Which lines of the records contain "Time"? Collect every one of them.
::::::::
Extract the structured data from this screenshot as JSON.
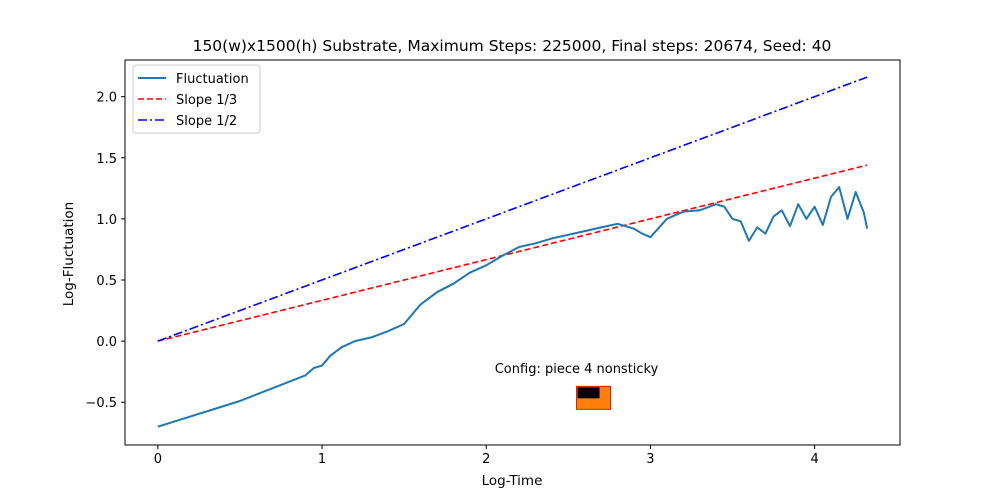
{
  "chart_data": {
    "type": "line",
    "title": "150(w)x1500(h) Substrate, Maximum Steps: 225000, Final steps: 20674, Seed: 40",
    "xlabel": "Log-Time",
    "ylabel": "Log-Fluctuation",
    "xlim": [
      -0.2,
      4.52
    ],
    "ylim": [
      -0.85,
      2.3
    ],
    "xticks": [
      0,
      1,
      2,
      3,
      4
    ],
    "xtick_labels": [
      "0",
      "1",
      "2",
      "3",
      "4"
    ],
    "yticks": [
      -0.5,
      0.0,
      0.5,
      1.0,
      1.5,
      2.0
    ],
    "ytick_labels": [
      "−0.5",
      "0.0",
      "0.5",
      "1.0",
      "1.5",
      "2.0"
    ],
    "grid": false,
    "legend_position": "upper left",
    "series": [
      {
        "name": "Fluctuation",
        "style": "solid",
        "color": "#1f77b4",
        "x": [
          0,
          0.5,
          0.9,
          0.95,
          1.0,
          1.05,
          1.12,
          1.2,
          1.3,
          1.4,
          1.5,
          1.6,
          1.7,
          1.8,
          1.9,
          2.0,
          2.1,
          2.2,
          2.3,
          2.4,
          2.5,
          2.6,
          2.7,
          2.8,
          2.9,
          2.95,
          3.0,
          3.1,
          3.2,
          3.3,
          3.4,
          3.45,
          3.5,
          3.55,
          3.6,
          3.65,
          3.7,
          3.75,
          3.8,
          3.85,
          3.9,
          3.95,
          4.0,
          4.05,
          4.1,
          4.15,
          4.2,
          4.25,
          4.3,
          4.32
        ],
        "y": [
          -0.7,
          -0.49,
          -0.28,
          -0.22,
          -0.2,
          -0.12,
          -0.05,
          0.0,
          0.03,
          0.08,
          0.14,
          0.3,
          0.4,
          0.47,
          0.56,
          0.62,
          0.7,
          0.77,
          0.8,
          0.84,
          0.87,
          0.9,
          0.93,
          0.96,
          0.92,
          0.88,
          0.85,
          1.0,
          1.06,
          1.07,
          1.12,
          1.1,
          1.0,
          0.98,
          0.82,
          0.93,
          0.88,
          1.02,
          1.07,
          0.94,
          1.12,
          1.0,
          1.1,
          0.95,
          1.18,
          1.26,
          1.0,
          1.22,
          1.05,
          0.92
        ]
      },
      {
        "name": "Slope 1/3",
        "style": "dashed",
        "color": "#ff0000",
        "x": [
          0,
          4.32
        ],
        "y": [
          0,
          1.44
        ]
      },
      {
        "name": "Slope 1/2",
        "style": "dashdot",
        "color": "#0000ff",
        "x": [
          0,
          4.32
        ],
        "y": [
          0,
          2.16
        ]
      }
    ],
    "annotation": {
      "text": "Config:  piece 4 nonsticky",
      "x": 2.55,
      "y": -0.22
    },
    "inset_image": {
      "description": "piece icon",
      "fill": "#ff7f0e",
      "border": "#cc2200",
      "inner": "#000000"
    }
  }
}
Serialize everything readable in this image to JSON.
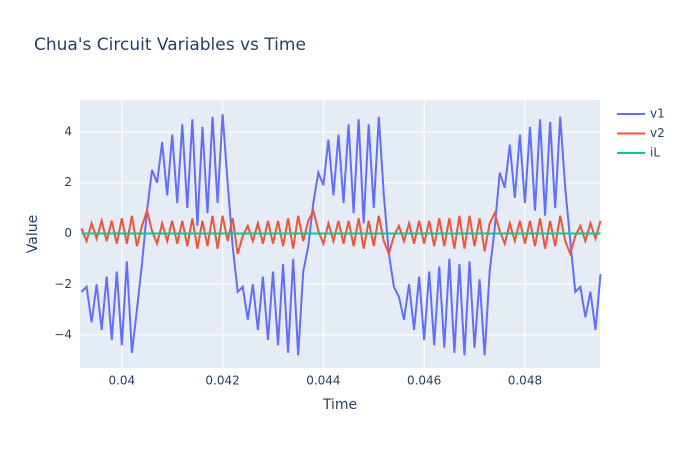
{
  "chart_data": {
    "type": "line",
    "title": "Chua's Circuit Variables vs Time",
    "x_label": "Time",
    "y_label": "Value",
    "x": [
      0.0392,
      0.0393,
      0.0394,
      0.0395,
      0.0396,
      0.0397,
      0.0398,
      0.0399,
      0.04,
      0.0401,
      0.0402,
      0.0403,
      0.0404,
      0.0405,
      0.0406,
      0.0407,
      0.0408,
      0.0409,
      0.041,
      0.0411,
      0.0412,
      0.0413,
      0.0414,
      0.0415,
      0.0416,
      0.0417,
      0.0418,
      0.0419,
      0.042,
      0.0421,
      0.0422,
      0.0423,
      0.0424,
      0.0425,
      0.0426,
      0.0427,
      0.0428,
      0.0429,
      0.043,
      0.0431,
      0.0432,
      0.0433,
      0.0434,
      0.0435,
      0.0436,
      0.0437,
      0.0438,
      0.0439,
      0.044,
      0.0441,
      0.0442,
      0.0443,
      0.0444,
      0.0445,
      0.0446,
      0.0447,
      0.0448,
      0.0449,
      0.045,
      0.0451,
      0.0452,
      0.0453,
      0.0454,
      0.0455,
      0.0456,
      0.0457,
      0.0458,
      0.0459,
      0.046,
      0.0461,
      0.0462,
      0.0463,
      0.0464,
      0.0465,
      0.0466,
      0.0467,
      0.0468,
      0.0469,
      0.047,
      0.0471,
      0.0472,
      0.0473,
      0.0474,
      0.0475,
      0.0476,
      0.0477,
      0.0478,
      0.0479,
      0.048,
      0.0481,
      0.0482,
      0.0483,
      0.0484,
      0.0485,
      0.0486,
      0.0487,
      0.0488,
      0.0489,
      0.049,
      0.0491,
      0.0492,
      0.0493,
      0.0494,
      0.0495
    ],
    "series": [
      {
        "name": "v1",
        "color": "#636efa",
        "values": [
          -2.3,
          -2.1,
          -3.5,
          -2.0,
          -3.8,
          -1.7,
          -4.2,
          -1.5,
          -4.4,
          -1.1,
          -4.7,
          -3.0,
          -1.2,
          0.9,
          2.5,
          2.0,
          3.6,
          1.5,
          3.9,
          1.2,
          4.3,
          1.0,
          4.5,
          0.3,
          4.2,
          0.8,
          4.6,
          1.2,
          4.7,
          2.0,
          -0.5,
          -2.3,
          -2.1,
          -3.4,
          -2.0,
          -3.8,
          -1.7,
          -4.2,
          -1.5,
          -4.4,
          -1.2,
          -4.7,
          -1.0,
          -4.8,
          -1.5,
          -0.5,
          1.2,
          2.4,
          1.9,
          3.7,
          1.5,
          3.9,
          1.2,
          4.3,
          0.8,
          4.5,
          0.4,
          4.3,
          1.0,
          4.6,
          1.5,
          -0.8,
          -2.1,
          -2.5,
          -3.4,
          -2.0,
          -3.8,
          -1.7,
          -4.2,
          -1.5,
          -4.4,
          -1.3,
          -4.5,
          -1.0,
          -4.7,
          -1.2,
          -4.8,
          -1.1,
          -4.5,
          -1.8,
          -4.8,
          -1.5,
          0.2,
          2.4,
          1.8,
          3.5,
          1.4,
          3.9,
          1.2,
          4.2,
          0.9,
          4.5,
          0.7,
          4.4,
          1.0,
          4.6,
          1.8,
          -0.3,
          -2.3,
          -2.1,
          -3.3,
          -2.3,
          -3.8,
          -1.6
        ]
      },
      {
        "name": "v2",
        "color": "#ef553b",
        "values": [
          0.2,
          -0.3,
          0.4,
          -0.2,
          0.5,
          -0.3,
          0.5,
          -0.4,
          0.6,
          -0.4,
          0.7,
          -0.5,
          0.3,
          0.9,
          0.1,
          -0.4,
          0.4,
          -0.3,
          0.5,
          -0.4,
          0.5,
          -0.5,
          0.6,
          -0.6,
          0.5,
          -0.5,
          0.7,
          -0.6,
          0.7,
          -0.3,
          0.6,
          -0.8,
          -0.1,
          0.3,
          -0.3,
          0.4,
          -0.4,
          0.5,
          -0.4,
          0.5,
          -0.5,
          0.6,
          -0.6,
          0.7,
          -0.3,
          0.5,
          0.9,
          0.1,
          -0.4,
          0.4,
          -0.3,
          0.5,
          -0.4,
          0.5,
          -0.5,
          0.6,
          -0.6,
          0.5,
          -0.5,
          0.7,
          -0.3,
          -0.8,
          -0.1,
          0.3,
          -0.3,
          0.4,
          -0.4,
          0.5,
          -0.4,
          0.5,
          -0.5,
          0.6,
          -0.5,
          0.6,
          -0.6,
          0.7,
          -0.6,
          0.7,
          -0.5,
          0.6,
          -0.7,
          0.4,
          0.8,
          0.1,
          -0.4,
          0.4,
          -0.3,
          0.5,
          -0.4,
          0.5,
          -0.5,
          0.6,
          -0.6,
          0.5,
          -0.5,
          0.7,
          -0.3,
          -0.8,
          -0.1,
          0.3,
          -0.3,
          0.4,
          -0.2,
          0.5
        ]
      },
      {
        "name": "iL",
        "color": "#00cc96",
        "values": [
          0,
          0,
          0,
          0,
          0,
          0,
          0,
          0,
          0,
          0,
          0,
          0,
          0,
          0,
          0,
          0,
          0,
          0,
          0,
          0,
          0,
          0,
          0,
          0,
          0,
          0,
          0,
          0,
          0,
          0,
          0,
          0,
          0,
          0,
          0,
          0,
          0,
          0,
          0,
          0,
          0,
          0,
          0,
          0,
          0,
          0,
          0,
          0,
          0,
          0,
          0,
          0,
          0,
          0,
          0,
          0,
          0,
          0,
          0,
          0,
          0,
          0,
          0,
          0,
          0,
          0,
          0,
          0,
          0,
          0,
          0,
          0,
          0,
          0,
          0,
          0,
          0,
          0,
          0,
          0,
          0,
          0,
          0,
          0,
          0,
          0,
          0,
          0,
          0,
          0,
          0,
          0,
          0,
          0,
          0,
          0,
          0,
          0,
          0,
          0,
          0,
          0,
          0,
          0
        ]
      }
    ],
    "xlim": [
      0.03917,
      0.04949
    ],
    "xticks": [
      0.04,
      0.042,
      0.044,
      0.046,
      0.048
    ],
    "ylim": [
      -5.3,
      5.26
    ],
    "yticks": [
      {
        "value": -4,
        "label": "−4"
      },
      {
        "value": -2,
        "label": "−2"
      },
      0,
      2,
      4
    ],
    "grid": true,
    "legend": "top-right"
  }
}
::::::::
◆ Answer to this problem
    "xlabel": "Log-Time",
    "title": "Chua's Circuit Variables vs Time",
    "x_label": "Time",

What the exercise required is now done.